-- Start of DATA PROVIDED --

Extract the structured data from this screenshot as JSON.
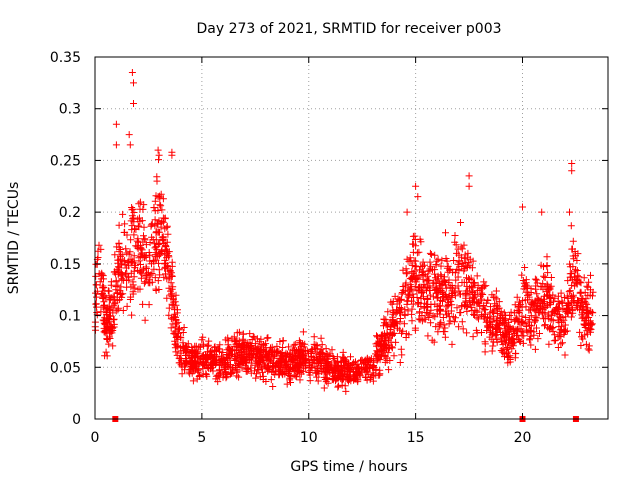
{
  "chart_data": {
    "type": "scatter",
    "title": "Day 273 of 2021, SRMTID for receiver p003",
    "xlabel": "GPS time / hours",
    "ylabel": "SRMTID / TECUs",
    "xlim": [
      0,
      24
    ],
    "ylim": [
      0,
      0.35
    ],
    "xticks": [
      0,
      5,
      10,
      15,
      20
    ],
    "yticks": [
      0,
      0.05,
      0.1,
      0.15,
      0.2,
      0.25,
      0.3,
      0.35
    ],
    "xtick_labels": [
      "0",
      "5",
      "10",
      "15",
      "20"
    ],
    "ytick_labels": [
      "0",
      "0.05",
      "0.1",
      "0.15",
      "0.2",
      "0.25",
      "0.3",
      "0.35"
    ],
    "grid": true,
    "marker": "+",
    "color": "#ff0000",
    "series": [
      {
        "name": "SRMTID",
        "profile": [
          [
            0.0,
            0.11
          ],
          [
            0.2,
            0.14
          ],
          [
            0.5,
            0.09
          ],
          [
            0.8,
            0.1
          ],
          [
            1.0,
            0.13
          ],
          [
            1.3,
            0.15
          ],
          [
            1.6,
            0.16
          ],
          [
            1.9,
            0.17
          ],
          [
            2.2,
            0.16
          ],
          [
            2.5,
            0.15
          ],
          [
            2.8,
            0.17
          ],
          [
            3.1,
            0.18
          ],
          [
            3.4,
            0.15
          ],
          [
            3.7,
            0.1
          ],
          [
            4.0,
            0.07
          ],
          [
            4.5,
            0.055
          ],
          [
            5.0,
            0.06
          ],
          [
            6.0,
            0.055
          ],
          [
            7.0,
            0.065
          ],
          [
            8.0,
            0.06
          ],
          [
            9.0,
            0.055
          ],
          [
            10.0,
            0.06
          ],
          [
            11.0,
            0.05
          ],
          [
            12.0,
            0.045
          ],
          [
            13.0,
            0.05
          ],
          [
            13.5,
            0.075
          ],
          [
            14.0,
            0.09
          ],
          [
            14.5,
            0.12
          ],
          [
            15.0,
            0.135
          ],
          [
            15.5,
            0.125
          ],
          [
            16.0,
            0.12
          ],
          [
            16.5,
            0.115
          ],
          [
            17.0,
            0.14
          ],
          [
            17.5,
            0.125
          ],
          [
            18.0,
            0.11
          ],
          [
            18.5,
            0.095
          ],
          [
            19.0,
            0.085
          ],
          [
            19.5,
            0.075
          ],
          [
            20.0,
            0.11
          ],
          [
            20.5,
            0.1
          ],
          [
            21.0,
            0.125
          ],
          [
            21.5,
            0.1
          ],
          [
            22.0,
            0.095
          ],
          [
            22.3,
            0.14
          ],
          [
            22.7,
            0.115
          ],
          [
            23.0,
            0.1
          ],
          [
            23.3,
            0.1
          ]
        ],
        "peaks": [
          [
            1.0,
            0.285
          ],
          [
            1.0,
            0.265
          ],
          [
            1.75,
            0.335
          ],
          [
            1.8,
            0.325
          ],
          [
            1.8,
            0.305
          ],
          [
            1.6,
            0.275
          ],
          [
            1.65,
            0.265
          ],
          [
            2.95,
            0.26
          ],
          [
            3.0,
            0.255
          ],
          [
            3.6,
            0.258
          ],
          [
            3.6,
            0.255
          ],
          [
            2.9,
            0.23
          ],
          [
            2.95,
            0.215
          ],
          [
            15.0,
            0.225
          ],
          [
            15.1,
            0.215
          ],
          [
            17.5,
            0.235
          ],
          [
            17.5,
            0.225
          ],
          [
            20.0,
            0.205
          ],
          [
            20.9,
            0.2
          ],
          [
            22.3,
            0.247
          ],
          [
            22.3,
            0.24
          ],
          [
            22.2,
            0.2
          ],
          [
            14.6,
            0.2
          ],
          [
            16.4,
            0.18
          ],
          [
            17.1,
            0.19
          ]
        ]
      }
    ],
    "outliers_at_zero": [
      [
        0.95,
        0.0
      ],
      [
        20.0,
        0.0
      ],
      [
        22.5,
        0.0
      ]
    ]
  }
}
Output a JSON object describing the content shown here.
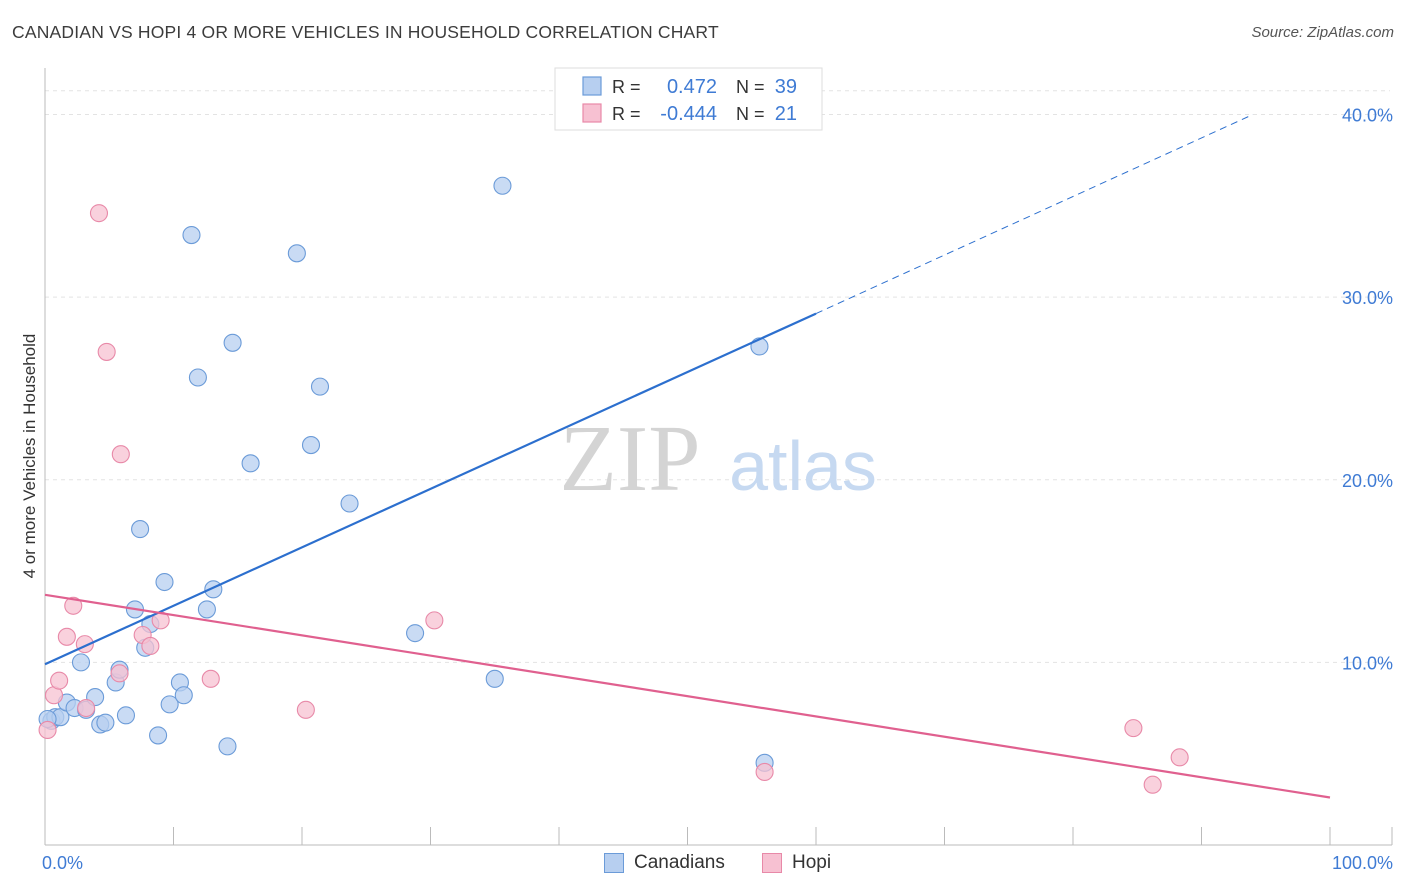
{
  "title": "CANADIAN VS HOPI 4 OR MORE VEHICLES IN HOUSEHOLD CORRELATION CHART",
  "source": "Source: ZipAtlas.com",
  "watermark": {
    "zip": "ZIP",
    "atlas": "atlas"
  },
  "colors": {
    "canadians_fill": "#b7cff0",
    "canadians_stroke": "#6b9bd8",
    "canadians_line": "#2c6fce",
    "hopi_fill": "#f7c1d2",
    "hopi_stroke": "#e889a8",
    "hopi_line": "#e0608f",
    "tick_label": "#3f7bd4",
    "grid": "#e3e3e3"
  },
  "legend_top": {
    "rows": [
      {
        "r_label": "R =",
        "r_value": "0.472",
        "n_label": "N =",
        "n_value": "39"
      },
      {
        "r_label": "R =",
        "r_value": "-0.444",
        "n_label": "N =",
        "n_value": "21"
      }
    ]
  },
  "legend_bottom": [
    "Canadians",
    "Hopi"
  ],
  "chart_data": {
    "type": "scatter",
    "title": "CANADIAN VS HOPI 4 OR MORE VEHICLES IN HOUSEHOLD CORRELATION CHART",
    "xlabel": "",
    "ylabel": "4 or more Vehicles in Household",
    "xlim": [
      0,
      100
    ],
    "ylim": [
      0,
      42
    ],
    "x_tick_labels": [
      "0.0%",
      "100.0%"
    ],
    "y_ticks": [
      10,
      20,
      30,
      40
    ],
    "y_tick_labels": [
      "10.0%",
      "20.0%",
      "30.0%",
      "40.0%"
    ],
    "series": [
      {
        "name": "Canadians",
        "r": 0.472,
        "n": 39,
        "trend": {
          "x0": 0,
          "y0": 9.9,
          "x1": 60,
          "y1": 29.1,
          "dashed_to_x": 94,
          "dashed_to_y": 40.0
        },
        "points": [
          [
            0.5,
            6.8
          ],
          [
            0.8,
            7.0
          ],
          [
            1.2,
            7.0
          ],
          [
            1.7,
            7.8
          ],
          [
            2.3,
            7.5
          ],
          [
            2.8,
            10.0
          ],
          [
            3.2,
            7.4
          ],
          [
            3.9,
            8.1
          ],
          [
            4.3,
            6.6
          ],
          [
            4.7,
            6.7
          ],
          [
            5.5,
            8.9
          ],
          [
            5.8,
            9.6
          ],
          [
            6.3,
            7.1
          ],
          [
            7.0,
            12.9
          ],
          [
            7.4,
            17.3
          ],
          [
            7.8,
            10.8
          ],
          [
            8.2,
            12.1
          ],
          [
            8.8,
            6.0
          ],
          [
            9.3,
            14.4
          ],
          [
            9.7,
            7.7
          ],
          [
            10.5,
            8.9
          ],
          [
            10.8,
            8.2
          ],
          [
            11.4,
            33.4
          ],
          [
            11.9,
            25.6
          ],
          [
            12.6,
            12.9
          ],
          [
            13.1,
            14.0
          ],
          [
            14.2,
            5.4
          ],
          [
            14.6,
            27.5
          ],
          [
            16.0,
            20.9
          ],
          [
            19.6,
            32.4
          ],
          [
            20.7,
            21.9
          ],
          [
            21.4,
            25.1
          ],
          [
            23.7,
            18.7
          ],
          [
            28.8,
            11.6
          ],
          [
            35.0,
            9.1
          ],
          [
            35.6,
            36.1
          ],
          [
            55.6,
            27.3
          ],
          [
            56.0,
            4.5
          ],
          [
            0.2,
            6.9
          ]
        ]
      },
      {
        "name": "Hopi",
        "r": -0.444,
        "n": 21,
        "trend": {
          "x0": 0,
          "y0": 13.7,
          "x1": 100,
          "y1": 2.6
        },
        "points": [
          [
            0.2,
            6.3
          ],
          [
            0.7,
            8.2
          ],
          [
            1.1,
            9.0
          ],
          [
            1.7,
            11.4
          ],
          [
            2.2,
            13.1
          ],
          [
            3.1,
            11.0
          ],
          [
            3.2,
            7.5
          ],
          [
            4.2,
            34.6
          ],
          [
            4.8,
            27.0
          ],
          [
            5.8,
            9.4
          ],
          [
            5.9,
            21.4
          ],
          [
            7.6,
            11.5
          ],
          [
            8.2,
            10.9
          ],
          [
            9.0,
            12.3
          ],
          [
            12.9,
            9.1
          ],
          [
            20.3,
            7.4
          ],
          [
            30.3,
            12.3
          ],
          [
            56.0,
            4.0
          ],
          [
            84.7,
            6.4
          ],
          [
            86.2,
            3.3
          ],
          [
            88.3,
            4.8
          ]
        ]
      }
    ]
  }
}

-- End of DATA PROVIDED --

→ **STATED TASK**
Gather up the lines containing the word "CORRELATION" from these records and copy them.

→ **SOLUTION FOR THIS EXERCISE**
  "title": "CANADIAN VS HOPI 4 OR MORE VEHICLES IN HOUSEHOLD CORRELATION CHART",
    "title": "CANADIAN VS HOPI 4 OR MORE VEHICLES IN HOUSEHOLD CORRELATION CHART",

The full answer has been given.